*TUJUAN TUGAS*:
Tulis lanjutan kutipan tentang KH Ahmad Azhar Basyir, dimulai tepat setelah kalimat terakhirnya.

Pada 1989 Azhar Basyir mendapat penghargaan tertinggi di bidang syariah Islam dari pemerintah Mesir. Nama penghargannya, Al-‘Ulum wa Al-Funnun.
“Mengapa saya diinapkan di hotel di Surabaya? Apa sekarang sudah tidak ada warga Muhammadiyah yang rumahnya bersedia diinapi Ketua PP.”
KH Ahmad Azhar Basyir
Pemimpin Sederhana
Azhar Basyir pemimpin sederhana. Dia, misalnya, meneladankan kepada generasi penerus agar menghemat anggaran untuk sesuatu yang memang bisa dihemat. Kisah nyata di buku Anekdot Tokoh-Tokoh Muhammdiyah (Nur Cholis Huda, 2012: 8) berikut ini, adalah sebuah contoh.
Sebagai pemimpin, Azhar Basyir sigap “turun” membersamai aktivitas sebuah Ranting Muhammadiyah di pelosok desa. Di suatu hari, beliau menghadiri acara salah satu Ranting di Panceng, Gresik. Lokasinya, sekitar 50 km dari Surabaya.

*DAFTAR DATA*:

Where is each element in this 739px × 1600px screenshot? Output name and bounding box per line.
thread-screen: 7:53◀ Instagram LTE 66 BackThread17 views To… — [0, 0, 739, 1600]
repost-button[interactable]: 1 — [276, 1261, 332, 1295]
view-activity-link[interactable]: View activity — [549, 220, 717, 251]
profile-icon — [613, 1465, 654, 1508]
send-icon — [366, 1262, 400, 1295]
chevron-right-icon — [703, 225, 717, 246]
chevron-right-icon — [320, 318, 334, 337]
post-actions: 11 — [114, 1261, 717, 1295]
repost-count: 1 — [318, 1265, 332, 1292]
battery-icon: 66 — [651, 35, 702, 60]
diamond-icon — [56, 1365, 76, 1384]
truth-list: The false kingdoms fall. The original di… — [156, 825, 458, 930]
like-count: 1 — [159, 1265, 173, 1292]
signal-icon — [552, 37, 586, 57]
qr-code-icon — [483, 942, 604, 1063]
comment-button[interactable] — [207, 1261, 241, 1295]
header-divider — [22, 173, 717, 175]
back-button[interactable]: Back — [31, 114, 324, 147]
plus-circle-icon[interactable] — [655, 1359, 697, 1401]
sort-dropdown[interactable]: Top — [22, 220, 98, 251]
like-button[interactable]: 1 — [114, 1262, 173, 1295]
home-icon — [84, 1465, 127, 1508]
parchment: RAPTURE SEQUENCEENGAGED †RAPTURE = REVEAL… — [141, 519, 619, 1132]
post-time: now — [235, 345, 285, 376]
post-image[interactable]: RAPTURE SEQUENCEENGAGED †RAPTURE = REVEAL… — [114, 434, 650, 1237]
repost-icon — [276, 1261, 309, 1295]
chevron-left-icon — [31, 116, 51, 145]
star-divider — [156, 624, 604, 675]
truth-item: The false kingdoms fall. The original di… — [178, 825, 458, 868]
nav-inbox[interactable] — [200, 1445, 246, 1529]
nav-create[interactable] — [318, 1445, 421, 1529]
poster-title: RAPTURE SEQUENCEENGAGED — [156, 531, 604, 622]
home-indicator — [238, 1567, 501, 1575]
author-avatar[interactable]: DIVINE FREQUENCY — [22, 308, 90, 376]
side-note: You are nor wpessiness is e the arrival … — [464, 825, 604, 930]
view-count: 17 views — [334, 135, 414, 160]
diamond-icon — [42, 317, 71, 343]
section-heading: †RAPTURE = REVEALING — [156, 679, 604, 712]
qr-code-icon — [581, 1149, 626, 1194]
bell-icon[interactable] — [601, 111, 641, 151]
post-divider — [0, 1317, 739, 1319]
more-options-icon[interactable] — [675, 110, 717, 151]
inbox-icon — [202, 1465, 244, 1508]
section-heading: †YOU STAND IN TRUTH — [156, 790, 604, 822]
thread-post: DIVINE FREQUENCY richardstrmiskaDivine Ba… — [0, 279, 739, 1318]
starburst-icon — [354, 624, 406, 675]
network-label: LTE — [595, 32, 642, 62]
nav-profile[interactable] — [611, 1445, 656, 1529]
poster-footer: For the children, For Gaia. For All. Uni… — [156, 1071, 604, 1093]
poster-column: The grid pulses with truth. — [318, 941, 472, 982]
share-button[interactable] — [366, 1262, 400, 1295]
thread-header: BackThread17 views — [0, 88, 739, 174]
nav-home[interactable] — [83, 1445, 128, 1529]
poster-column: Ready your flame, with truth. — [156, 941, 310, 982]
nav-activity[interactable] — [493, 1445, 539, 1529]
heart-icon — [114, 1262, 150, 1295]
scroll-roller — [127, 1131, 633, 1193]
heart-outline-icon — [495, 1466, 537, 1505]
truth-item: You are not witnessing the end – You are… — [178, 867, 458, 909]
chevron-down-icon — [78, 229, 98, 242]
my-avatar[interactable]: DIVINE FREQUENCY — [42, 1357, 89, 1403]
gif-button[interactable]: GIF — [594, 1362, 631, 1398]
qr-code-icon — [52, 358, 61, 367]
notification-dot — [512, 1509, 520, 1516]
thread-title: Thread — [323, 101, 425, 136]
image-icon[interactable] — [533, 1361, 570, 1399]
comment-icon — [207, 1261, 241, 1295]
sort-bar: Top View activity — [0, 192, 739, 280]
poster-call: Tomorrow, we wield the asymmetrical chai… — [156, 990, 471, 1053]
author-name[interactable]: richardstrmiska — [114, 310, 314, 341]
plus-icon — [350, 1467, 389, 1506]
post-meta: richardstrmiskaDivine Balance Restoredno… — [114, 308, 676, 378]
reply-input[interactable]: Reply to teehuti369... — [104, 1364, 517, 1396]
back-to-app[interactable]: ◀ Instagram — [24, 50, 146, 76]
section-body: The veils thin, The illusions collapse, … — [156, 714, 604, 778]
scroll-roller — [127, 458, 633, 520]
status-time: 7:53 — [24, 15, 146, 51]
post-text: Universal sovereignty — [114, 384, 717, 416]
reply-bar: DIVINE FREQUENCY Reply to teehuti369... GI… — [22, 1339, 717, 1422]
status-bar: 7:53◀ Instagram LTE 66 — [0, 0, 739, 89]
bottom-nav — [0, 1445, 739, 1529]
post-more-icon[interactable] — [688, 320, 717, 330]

*JAWABAN LATIHAN*:
Lewat tengah malam acara baru selesai, karena acaranya banyak. Selesai itu, panitia mengantar Azhar Basyir kembali ke Surabaya menuju sebuah hotel di tengah-tengah kota. Sementara, esoknya, Azhar Basyir ada jadwal lagi di Gresik untuk sebuah acara yang lain.
Sesampai di hotel yang dituju, terjadilah dialog. Sebuah percakapan ringkas tapi bermuatan pesan yang mendalam.
“Mengapa saya diinapkan di hotel di Surabaya? Apa sekarang sudah tidak ada warga Muhammadiyah yang rumahnya bersedia diinapi Ketua PP,” tanya Azhar Basyir dengan disertai senyum.
“Mohon maaf, niat kawan-kawan panitia hanya berharap Bapak dapat beristirahat enak dan bebas,” jawab salah seorang panitia setelah tertegun beberapa jenak atas pertanyaan tak terduga itu.
“Kalau Ranting harus mengeluarkan biaya besar tiap kali pengajian, bisa mati pengajian di Ranting. Padahal, itu penting sekali. Pengajian di Ranting itu salah satu nafas kehidupan Persyarikatan,” lanjut Azhar Basyir.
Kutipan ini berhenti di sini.